**Verilen metin:**

◆ ◆ ◆ ◆ ◆ ◆ ◆

Sosyal Medya

Veysi Dündar: EKONOMİDE HEZİMET SURİYE’DE ZAFERLE TELAFİ OLMAZ

1 Haziran 2022

EKONOMİDE HEZİMET SURİYE’DE ZAFERLE TELAFİ OLMAZ

İnsanlık tarihinin gördüğü en klasik çıkmaz sokaklardan birine girdik.

İdeolojik yapılan tercihler her zaman aynı sonucu verdi.

Mağarada duvarlara resim kazıyan bir canlı türü interneti keşfetti ise, aslında sorunun türle alakalı olmadığı açıktır.

Ama gelin görün ki 1 Haziran 2022 itibariyle Türkiye Cumhuriyeti ağır bir ekonomik krizin altında deyim yerindeyse kıvranıyor.

Krizin temelinde tek bir sebep var: İdeolojik saplantı.

İdeolojiler  eğilip bükülmeyen katı kavramlardır. Onları esnetemezsiniz. İdeoloji dirençle gerçeklere karşı koyar ve bu durum; kırılıp hem kendini yok edip hem de direnç gösterdiği ne varsa zarar verene kadar devam eder.

Türkiye siyasal İslamcı bir ideoloji ile yönetildiğini dün Erdoğan’ın alkol ve sigaraya dair sözleri ile bir kez daha kanıtladı.
Sigara ve içkiye karşı dinen konulan çekinceleri devlet yönetimiyle uygulayan Erdoğan, herkesin bildiği sırrı bir kez daha ifşa etti.
İnsanları zararlı alışkanlıktan korumak için bu ürünlerin fiyatlarını devasa adımlarla artırdığını ifade etti.
İnsan aklına iradesine, seçme özgürlüğüne yapılmış en büyük hakaret hiç kuşkusuz bu tür yaklaşımlar olmalı.

İnsanlık biranın oluşumundaki fermantasyon sürecini Anadolu’da keşfetti, üzümün fermantasyonu ile şenlikler yaptı.

Bütün bu uygarlık adımlarının en önemli duraklarından biri Anadolu idi. Bakmayın Anadolu Efes’in Efes’ine alerji gösterenlere. Anadolu da Yunanca doğu demektir.

Velhasıl Türkiye’yi dinin vizöründen izleyip dinsel bir hamur gibi yoğuracağını düşünen Erdoğan’ın, 20 yıl sonra ülkeyi soktuğu ekonomik kaosu artık Haşmet Babaoğlu, Cengiz Algan gibi isimler bile eleştiriyor.

◆ ◆ ◆ ◆ ◆ ◆ ◆

**Alıştırma listesi:**
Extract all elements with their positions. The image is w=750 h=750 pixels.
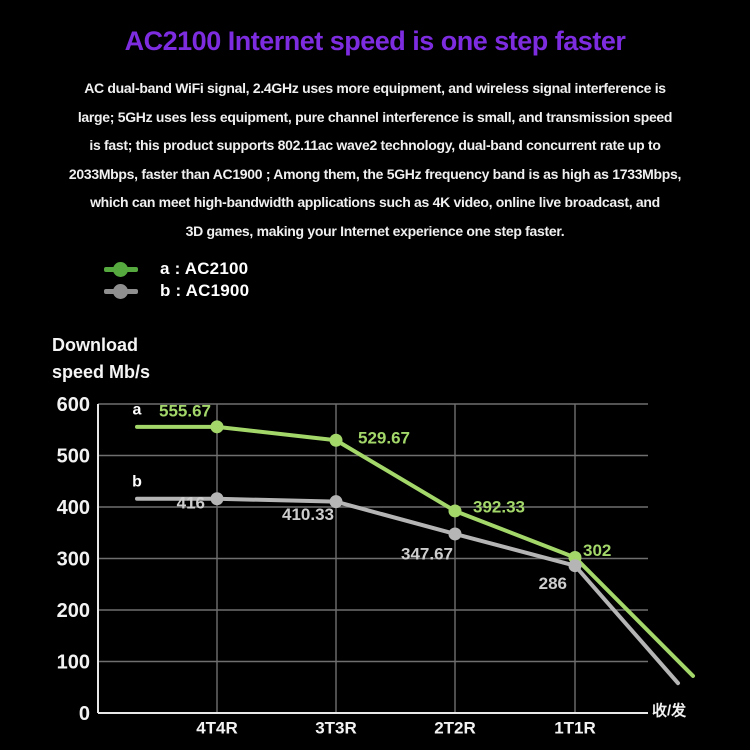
x-axis-end-label: 收/发 <box>652 702 687 720</box>
point-label: 302 <box>583 541 611 560</box>
point-label: 392.33 <box>473 497 525 516</box>
y-tick-label: 200 <box>57 600 90 622</box>
y-tick-label: 300 <box>57 549 90 571</box>
legend-marker-a-icon <box>104 261 138 277</box>
y-tick-label: 400 <box>57 497 90 519</box>
series-line-b <box>135 496 680 686</box>
series-letter-label: a <box>133 401 142 418</box>
x-tick-label: 3T3R <box>315 719 357 738</box>
y-axis-title: Download speed Mb/s <box>52 335 151 382</box>
legend-item-a: a : AC2100 <box>104 258 249 280</box>
legend-dot-a <box>113 261 128 277</box>
point-label: 410.33 <box>282 505 334 524</box>
point-label: 416 <box>177 493 205 512</box>
data-point-a-3T3R <box>329 433 343 447</box>
series-line-a <box>135 424 695 678</box>
chart-legend: a : AC2100 b : AC1900 <box>104 258 249 302</box>
legend-marker-b-icon <box>104 283 138 299</box>
data-point-b-4T4R <box>210 492 224 506</box>
point-label: 555.67 <box>159 401 211 420</box>
y-tick-label: 600 <box>57 394 90 416</box>
y-tick-label: 500 <box>57 446 90 468</box>
data-point-b-1T1R <box>568 559 582 573</box>
legend-dot-b <box>113 283 128 299</box>
x-tick-label: 2T2R <box>434 719 476 738</box>
data-point-a-4T4R <box>210 420 224 434</box>
x-tick-label: 4T4R <box>196 719 238 738</box>
data-point-b-2T2R <box>448 527 462 541</box>
data-point-b-3T3R <box>329 495 343 509</box>
point-label: 529.67 <box>358 429 410 448</box>
line-chart: 0 100 200 300 400 500 600 4T4R 3T3R 2T2R 1T1R 收/发 55… <box>57 394 695 738</box>
y-tick-label: 100 <box>57 652 90 674</box>
legend-label-b: b : AC1900 <box>160 281 250 300</box>
point-label: 347.67 <box>401 544 453 563</box>
page-title: AC2100 Internet speed is one step faster <box>124 26 626 57</box>
x-tick-label: 1T1R <box>554 719 596 738</box>
series-letter-label: b <box>132 473 142 490</box>
description-text: AC dual-band WiFi signal, 2.4GHz uses mo… <box>68 80 682 239</box>
legend-label-a: a : AC2100 <box>160 259 249 278</box>
data-point-a-2T2R <box>448 504 462 518</box>
point-label: 286 <box>539 574 567 593</box>
legend-item-b: b : AC1900 <box>104 280 249 302</box>
y-tick-label: 0 <box>79 703 90 725</box>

◆ ◆ ◆ ◆ ◆ ◆ ◆

**Kısa görev 1:** Metindeki "İdeolojiler eğilip bükülmeyen" diye başlayan paragrafı, ana bilgilerini koruyarak daha kısa biçimde yeniden yazın.
**Kısa görev 2:** Listede "x-axis-end-label: 收/发 <box>652" ifadesinin geçtiği satırdan başlayıp listenin son satırına kadar uzanan satırları, boş satırları atlayarak numaralı liste hâlinde verin.
Metin ile liste arasında hiçbir bağlantı yoktur.

**Tam cevap 1:** İdeolojiler esnetilemeyen katı kavramlardır; gerçeklere direnerek karşı koyar, kırılıp hem kendilerini hem de direndikleri her şeyi zarara uğratana kadar bunu sürdürürler.

**Tam cevap 2:**
1. x-axis-end-label: 收/发 <box>652 702 687 720</box>
2. point-label: 302 <box>583 541 611 560</box>
3. point-label: 392.33 <box>473 497 525 516</box>
4. y-tick-label: 200 <box>57 600 90 622</box>
5. y-tick-label: 300 <box>57 549 90 571</box>
6. legend-marker-a-icon <box>104 261 138 277</box>
7. y-tick-label: 400 <box>57 497 90 519</box>
8. series-line-b <box>135 496 680 686</box>
9. series-letter-label: a <box>133 401 142 418</box>
10. x-tick-label: 3T3R <box>315 719 357 738</box>
11. y-axis-title: Download speed Mb/s <box>52 335 151 382</box>
12. legend-item-a: a : AC2100 <box>104 258 249 280</box>
13. legend-dot-a <box>113 261 128 277</box>
14. point-label: 410.33 <box>282 505 334 524</box>
15. point-label: 416 <box>177 493 205 512</box>
16. data-point-a-3T3R <box>329 433 343 447</box>
17. series-line-a <box>135 424 695 678</box>
18. chart-legend: a : AC2100 b : AC1900 <box>104 258 249 302</box>
19. legend-marker-b-icon <box>104 283 138 299</box>
20. data-point-b-4T4R <box>210 492 224 506</box>
21. point-label: 555.67 <box>159 401 211 420</box>
22. y-tick-label: 600 <box>57 394 90 416</box>
23. y-tick-label: 500 <box>57 446 90 468</box>
24. data-point-b-1T1R <box>568 559 582 573</box>
25. legend-dot-b <box>113 283 128 299</box>
26. x-tick-label: 2T2R <box>434 719 476 738</box>
27. data-point-a-4T4R <box>210 420 224 434</box>
28. x-tick-label: 4T4R <box>196 719 238 738</box>
29. data-point-b-2T2R <box>448 527 462 541</box>
30. data-point-b-3T3R <box>329 495 343 509</box>
31. point-label: 529.67 <box>358 429 410 448</box>
32. line-chart: 0 100 200 300 400 500 600 4T4R 3T3R 2T2R 1T1R 收/发 55… <box>57 394 695 738</box>
33. y-tick-label: 100 <box>57 652 90 674</box>
34. legend-label-b: b : AC1900 <box>160 281 250 300</box>
35. point-label: 347.67 <box>401 544 453 563</box>
36. page-title: AC2100 Internet speed is one step faster <box>124 26 626 57</box>
37. x-tick-label: 1T1R <box>554 719 596 738</box>
38. series-letter-label: b <box>132 473 142 490</box>
39. description-text: AC dual-band WiFi signal, 2.4GHz uses mo… <box>68 80 682 239</box>
40. legend-label-a: a : AC2100 <box>160 259 249 278</box>
41. data-point-a-2T2R <box>448 504 462 518</box>
42. point-label: 286 <box>539 574 567 593</box>
43. legend-item-b: b : AC1900 <box>104 280 249 302</box>
44. y-tick-label: 0 <box>79 703 90 725</box>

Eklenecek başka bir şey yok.